Figure collection entries:

◆ ◆ ◆

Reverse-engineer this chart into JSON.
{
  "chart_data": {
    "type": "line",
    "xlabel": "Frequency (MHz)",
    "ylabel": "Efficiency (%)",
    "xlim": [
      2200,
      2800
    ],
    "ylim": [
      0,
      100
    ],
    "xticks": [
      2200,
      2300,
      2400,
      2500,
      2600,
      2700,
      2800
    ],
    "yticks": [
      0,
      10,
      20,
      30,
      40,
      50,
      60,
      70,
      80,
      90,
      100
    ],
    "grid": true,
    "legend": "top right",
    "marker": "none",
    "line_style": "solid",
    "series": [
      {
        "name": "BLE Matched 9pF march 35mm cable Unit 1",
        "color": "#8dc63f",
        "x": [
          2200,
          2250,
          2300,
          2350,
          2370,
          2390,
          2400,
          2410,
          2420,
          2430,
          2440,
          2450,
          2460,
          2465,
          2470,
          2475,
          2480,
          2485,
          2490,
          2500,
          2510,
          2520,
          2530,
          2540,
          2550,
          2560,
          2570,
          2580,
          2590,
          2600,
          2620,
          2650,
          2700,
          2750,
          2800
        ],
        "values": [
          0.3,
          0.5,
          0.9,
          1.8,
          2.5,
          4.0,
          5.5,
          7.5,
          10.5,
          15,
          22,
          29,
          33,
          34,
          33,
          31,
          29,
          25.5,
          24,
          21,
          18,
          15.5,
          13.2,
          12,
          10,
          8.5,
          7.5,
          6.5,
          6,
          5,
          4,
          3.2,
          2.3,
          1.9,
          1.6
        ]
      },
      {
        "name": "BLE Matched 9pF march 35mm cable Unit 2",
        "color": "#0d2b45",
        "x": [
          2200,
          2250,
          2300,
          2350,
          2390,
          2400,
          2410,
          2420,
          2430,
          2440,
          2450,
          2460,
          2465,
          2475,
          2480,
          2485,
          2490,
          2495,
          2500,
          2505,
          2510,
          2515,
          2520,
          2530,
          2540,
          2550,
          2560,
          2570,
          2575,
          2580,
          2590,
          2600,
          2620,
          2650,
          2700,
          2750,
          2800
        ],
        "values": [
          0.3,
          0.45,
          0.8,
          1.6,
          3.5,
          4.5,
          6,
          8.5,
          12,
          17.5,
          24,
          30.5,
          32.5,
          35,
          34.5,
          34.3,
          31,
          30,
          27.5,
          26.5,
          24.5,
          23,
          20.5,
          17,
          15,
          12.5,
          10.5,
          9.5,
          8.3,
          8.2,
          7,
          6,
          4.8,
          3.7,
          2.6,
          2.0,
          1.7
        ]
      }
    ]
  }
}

◆ ◆ ◆

AIM: Gather each line of the listing that holds the string "cable".

EXPECTED OUTPUT:
        "name": "BLE Matched 9pF march 35mm cable Unit 1",
        "name": "BLE Matched 9pF march 35mm cable Unit 2",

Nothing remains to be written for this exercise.